Write out the entries again exactly as they are given.

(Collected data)

- - - - - - -

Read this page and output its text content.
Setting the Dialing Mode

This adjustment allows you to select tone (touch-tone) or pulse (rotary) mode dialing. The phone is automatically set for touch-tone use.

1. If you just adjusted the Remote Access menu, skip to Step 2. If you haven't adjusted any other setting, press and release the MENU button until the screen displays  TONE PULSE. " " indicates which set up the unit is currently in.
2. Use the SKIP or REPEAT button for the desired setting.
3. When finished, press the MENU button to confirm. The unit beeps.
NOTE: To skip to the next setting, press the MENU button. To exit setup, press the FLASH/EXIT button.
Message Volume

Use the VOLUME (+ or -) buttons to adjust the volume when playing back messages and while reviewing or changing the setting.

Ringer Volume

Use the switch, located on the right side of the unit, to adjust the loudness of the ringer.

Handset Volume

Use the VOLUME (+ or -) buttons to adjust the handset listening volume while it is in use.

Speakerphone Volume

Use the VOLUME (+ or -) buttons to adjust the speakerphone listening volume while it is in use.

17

- - - - - - -

| RESULT OF THE EXERCISE |
Read this page and output its text content.
Setting the Dialing Mode

This adjustment allows you to select tone (touch-tone) or pulse (rotary) mode dialing. The phone is automatically set for touch-tone use.

1. If you just adjusted the Remote Access menu, skip to Step 2. If you haven't adjusted any other setting, press and release the MENU button until the screen displays  TONE PULSE. " " indicates which set up the unit is currently in.
2. Use the SKIP or REPEAT button for the desired setting.
3. When finished, press the MENU button to confirm. The unit beeps.
NOTE: To skip to the next setting, press the MENU button. To exit setup, press the FLASH/EXIT button.
Message Volume

Use the VOLUME (+ or -) buttons to adjust the volume when playing back messages and while reviewing or changing the setting.

Ringer Volume

Use the switch, located on the right side of the unit, to adjust the loudness of the ringer.

Handset Volume

Use the VOLUME (+ or -) buttons to adjust the handset listening volume while it is in use.

Speakerphone Volume

Use the VOLUME (+ or -) buttons to adjust the speakerphone listening volume while it is in use.

17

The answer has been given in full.